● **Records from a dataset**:
##############################
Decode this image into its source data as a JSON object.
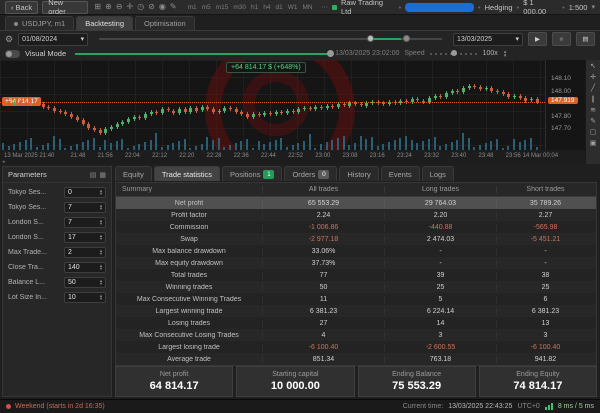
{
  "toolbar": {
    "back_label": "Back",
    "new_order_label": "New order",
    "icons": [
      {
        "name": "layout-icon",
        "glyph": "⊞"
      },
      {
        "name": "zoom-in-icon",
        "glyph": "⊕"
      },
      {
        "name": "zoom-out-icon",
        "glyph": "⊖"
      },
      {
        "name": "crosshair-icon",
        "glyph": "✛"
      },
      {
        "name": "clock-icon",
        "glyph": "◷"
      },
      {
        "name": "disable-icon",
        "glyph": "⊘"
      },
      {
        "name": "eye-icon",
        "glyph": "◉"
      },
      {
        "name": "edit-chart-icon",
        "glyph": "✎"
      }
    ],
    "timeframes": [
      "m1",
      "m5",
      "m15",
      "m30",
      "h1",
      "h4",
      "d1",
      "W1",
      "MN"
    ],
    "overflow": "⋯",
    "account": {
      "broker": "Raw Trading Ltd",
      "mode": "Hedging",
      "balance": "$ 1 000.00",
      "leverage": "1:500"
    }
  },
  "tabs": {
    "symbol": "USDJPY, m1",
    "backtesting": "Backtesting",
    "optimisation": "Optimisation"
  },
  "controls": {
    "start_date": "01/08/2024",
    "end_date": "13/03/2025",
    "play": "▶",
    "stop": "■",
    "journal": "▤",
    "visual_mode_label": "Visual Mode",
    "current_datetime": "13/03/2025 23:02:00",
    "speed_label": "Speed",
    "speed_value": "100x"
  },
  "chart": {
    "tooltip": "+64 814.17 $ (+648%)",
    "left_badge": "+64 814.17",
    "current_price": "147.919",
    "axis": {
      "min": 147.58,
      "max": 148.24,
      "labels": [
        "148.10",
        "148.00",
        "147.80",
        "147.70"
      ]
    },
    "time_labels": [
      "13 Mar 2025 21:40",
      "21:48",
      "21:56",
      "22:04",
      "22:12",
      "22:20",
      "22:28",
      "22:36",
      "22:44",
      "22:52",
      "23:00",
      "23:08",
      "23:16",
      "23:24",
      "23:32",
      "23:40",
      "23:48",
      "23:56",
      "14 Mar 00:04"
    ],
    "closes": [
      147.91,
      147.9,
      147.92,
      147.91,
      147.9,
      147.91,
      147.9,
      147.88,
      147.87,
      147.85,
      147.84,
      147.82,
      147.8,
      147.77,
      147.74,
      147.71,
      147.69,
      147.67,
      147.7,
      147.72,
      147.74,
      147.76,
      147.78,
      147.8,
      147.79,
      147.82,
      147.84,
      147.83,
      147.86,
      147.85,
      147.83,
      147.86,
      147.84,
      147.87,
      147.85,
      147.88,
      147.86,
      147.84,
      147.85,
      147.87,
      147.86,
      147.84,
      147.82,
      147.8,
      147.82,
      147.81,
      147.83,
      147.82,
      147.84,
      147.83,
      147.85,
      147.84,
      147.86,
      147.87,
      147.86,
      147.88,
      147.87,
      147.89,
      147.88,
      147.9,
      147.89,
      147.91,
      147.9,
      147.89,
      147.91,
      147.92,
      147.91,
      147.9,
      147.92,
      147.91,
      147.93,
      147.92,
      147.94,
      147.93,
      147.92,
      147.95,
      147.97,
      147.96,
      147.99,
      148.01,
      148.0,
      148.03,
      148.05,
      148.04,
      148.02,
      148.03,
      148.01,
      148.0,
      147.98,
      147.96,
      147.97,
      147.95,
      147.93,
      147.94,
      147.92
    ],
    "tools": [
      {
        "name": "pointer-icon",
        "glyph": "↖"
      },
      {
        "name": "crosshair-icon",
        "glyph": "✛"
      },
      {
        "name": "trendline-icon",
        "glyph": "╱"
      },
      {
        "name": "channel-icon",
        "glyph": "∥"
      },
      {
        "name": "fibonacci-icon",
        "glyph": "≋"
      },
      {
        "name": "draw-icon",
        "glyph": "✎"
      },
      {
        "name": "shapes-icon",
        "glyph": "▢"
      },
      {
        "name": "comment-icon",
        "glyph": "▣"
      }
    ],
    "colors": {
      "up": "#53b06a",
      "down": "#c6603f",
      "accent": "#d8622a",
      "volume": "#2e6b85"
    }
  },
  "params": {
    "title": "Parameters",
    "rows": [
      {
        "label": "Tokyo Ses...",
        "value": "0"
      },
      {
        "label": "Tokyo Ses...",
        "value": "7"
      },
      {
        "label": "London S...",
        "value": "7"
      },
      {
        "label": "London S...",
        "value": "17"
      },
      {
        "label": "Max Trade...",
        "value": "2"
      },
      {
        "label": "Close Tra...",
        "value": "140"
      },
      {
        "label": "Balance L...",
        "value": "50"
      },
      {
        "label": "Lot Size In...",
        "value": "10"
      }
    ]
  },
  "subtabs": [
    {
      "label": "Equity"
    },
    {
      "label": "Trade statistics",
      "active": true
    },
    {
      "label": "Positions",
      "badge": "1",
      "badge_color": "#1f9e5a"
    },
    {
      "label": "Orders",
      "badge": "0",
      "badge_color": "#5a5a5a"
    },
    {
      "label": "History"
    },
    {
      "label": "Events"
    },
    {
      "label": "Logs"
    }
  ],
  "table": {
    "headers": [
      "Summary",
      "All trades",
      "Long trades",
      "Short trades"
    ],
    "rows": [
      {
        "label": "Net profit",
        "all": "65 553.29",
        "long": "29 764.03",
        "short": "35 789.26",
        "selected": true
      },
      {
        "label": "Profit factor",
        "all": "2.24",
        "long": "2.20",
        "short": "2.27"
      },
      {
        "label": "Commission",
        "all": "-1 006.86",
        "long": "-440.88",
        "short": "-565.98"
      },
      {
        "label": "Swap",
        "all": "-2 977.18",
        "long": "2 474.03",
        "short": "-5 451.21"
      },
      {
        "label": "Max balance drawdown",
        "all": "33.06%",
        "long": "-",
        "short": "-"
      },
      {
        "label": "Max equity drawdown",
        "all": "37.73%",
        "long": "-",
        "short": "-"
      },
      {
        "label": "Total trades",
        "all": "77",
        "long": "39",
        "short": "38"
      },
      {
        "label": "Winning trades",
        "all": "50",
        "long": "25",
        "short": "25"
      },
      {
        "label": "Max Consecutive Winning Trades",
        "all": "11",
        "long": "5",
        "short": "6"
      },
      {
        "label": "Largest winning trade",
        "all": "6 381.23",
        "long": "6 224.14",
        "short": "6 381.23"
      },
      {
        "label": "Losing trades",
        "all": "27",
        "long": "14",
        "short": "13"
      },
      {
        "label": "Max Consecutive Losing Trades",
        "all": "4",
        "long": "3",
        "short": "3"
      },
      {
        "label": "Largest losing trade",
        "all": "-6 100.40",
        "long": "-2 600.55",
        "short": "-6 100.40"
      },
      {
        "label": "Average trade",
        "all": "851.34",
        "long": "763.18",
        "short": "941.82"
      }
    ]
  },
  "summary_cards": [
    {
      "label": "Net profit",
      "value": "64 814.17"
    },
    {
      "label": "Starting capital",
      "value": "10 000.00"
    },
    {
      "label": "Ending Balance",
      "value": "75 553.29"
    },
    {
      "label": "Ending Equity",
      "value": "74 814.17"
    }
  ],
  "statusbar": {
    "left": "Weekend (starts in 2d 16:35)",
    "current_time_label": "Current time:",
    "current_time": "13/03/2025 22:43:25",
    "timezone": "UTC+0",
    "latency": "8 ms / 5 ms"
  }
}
##############################
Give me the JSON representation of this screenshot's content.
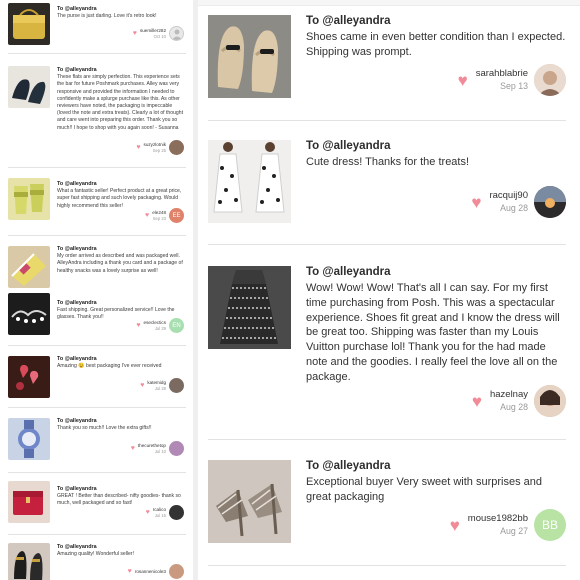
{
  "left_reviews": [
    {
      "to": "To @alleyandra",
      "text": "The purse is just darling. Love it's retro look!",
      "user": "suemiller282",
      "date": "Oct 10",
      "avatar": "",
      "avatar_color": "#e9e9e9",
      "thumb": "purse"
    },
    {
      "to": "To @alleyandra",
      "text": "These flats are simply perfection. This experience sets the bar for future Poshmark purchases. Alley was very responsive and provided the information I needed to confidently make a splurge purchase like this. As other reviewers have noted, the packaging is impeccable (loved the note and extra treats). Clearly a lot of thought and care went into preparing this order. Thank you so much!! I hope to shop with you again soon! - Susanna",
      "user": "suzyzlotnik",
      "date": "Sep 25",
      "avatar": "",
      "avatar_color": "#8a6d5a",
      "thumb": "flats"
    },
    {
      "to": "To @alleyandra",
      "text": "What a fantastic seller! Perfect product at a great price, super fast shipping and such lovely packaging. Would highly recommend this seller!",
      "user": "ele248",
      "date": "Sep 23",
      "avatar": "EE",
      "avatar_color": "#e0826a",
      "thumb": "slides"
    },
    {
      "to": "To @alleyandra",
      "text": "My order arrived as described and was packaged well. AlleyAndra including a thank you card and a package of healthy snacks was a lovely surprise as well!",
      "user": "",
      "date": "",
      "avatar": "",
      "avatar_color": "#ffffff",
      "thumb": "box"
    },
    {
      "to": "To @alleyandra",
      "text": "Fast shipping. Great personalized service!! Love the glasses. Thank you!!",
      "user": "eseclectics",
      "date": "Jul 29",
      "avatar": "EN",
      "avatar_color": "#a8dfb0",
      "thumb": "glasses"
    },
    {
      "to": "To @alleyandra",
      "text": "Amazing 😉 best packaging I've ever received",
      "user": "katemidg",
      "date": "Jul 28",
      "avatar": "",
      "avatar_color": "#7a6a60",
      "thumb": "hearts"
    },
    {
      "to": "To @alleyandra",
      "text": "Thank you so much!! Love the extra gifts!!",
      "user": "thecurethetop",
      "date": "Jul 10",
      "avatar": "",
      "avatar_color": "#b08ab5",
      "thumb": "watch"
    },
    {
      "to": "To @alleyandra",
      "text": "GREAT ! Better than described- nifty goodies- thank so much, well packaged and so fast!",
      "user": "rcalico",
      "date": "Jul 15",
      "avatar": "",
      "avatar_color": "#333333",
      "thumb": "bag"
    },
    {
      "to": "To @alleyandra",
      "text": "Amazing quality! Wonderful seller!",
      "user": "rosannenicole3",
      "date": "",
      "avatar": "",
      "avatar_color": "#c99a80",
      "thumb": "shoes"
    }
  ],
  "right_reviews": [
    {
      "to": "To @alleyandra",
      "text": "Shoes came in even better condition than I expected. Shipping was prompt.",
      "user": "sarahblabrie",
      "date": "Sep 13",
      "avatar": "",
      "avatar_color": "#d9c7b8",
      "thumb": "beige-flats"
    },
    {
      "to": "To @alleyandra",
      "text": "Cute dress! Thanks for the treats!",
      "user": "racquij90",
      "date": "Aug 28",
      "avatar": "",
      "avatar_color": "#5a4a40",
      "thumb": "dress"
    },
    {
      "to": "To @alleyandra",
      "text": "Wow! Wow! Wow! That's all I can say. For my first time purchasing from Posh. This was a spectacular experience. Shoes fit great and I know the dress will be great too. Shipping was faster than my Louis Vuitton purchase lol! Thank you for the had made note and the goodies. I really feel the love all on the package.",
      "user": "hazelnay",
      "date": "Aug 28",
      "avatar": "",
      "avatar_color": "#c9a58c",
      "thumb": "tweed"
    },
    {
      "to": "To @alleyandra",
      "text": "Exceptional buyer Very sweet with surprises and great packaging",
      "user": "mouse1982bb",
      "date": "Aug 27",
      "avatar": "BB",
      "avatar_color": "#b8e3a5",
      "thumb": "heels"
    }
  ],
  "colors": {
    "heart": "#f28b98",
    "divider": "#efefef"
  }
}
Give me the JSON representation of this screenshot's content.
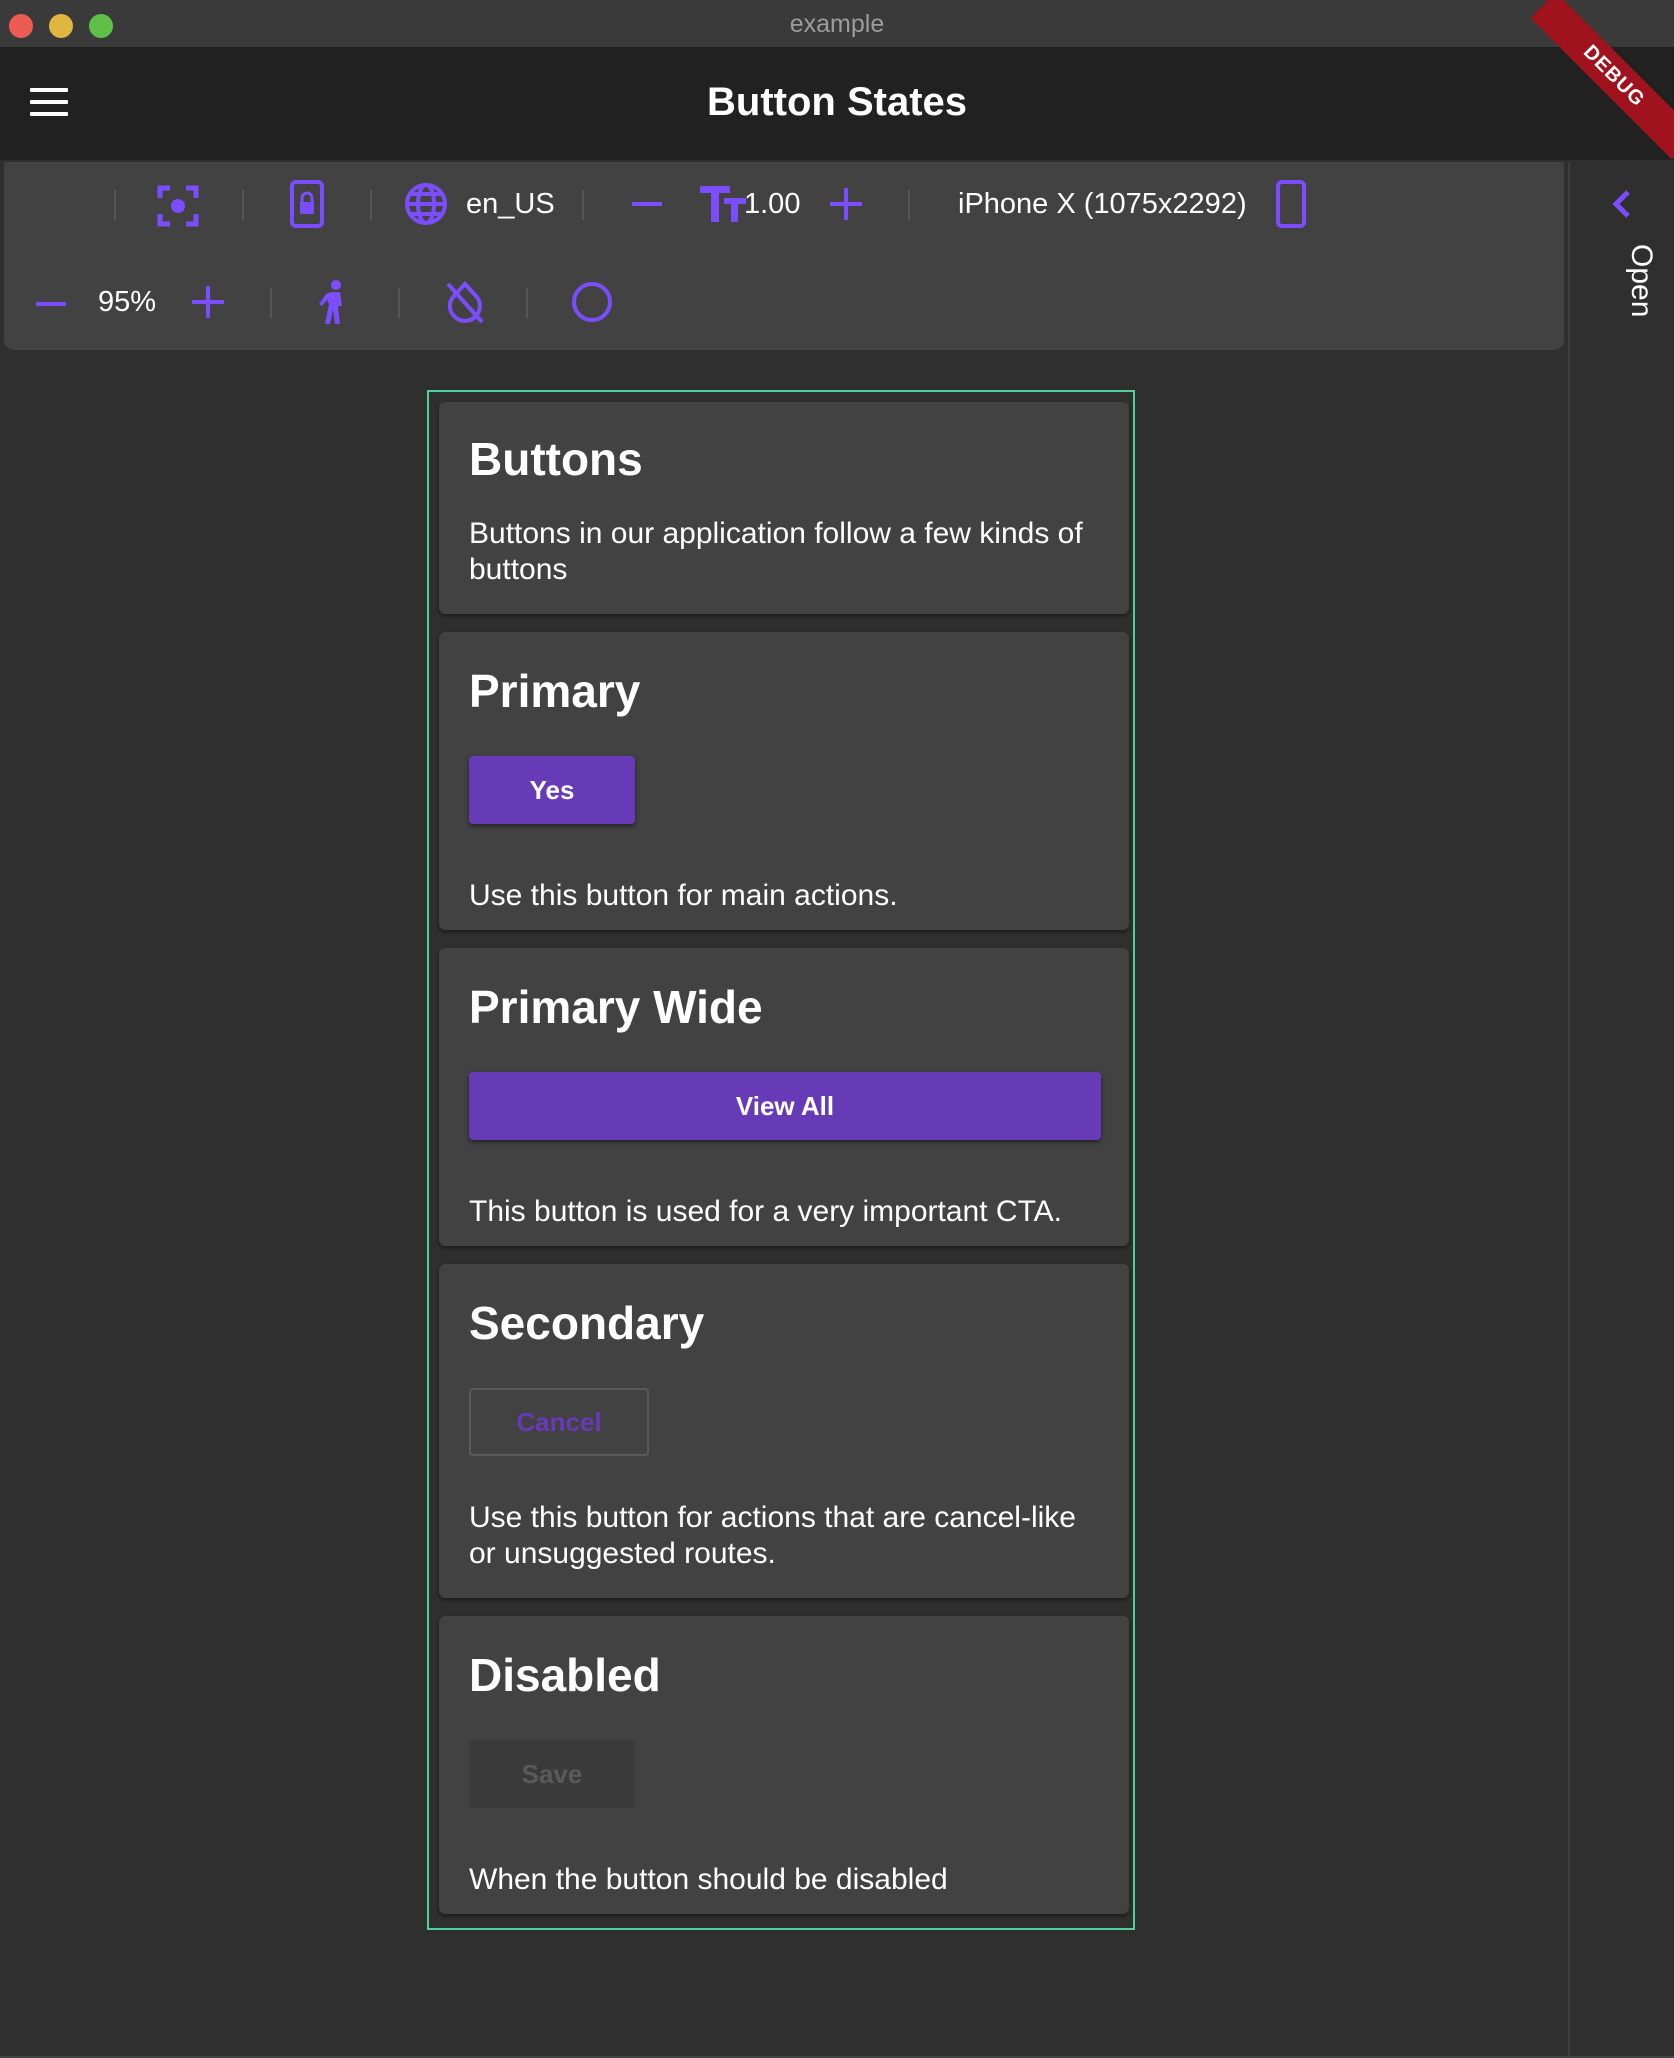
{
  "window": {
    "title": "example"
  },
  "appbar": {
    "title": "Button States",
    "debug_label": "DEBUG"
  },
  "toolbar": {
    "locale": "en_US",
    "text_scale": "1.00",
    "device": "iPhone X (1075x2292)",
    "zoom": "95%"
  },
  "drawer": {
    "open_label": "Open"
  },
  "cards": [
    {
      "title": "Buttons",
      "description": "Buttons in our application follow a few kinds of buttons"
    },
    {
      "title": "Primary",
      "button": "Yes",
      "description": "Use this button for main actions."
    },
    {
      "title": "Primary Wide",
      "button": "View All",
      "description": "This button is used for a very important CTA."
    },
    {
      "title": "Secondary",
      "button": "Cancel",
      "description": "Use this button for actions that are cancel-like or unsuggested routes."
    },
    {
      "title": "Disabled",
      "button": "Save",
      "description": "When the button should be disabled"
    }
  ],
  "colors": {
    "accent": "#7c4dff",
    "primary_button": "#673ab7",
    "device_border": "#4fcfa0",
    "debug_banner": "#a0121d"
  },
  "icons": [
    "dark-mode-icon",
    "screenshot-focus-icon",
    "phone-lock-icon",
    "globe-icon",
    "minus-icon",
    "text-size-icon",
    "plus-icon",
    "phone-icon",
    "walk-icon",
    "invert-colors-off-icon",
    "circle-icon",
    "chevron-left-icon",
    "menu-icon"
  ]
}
##############################
Select from the material above each line in which the string "goodies" appears, and list those lines.

● **WRITTEN ANSWER**:
      "text": "GREAT ! Better than described- nifty goodies- thank so much, well packaged and so fast!",
      "text": "Wow! Wow! Wow! That's all I can say. For my first time purchasing from Posh. This was a spectacular experience. Shoes fit great and I know the dress will be great too. Shipping was faster than my Louis Vuitton purchase lol! Thank you for the had made note and the goodies. I really feel the love all on the package.",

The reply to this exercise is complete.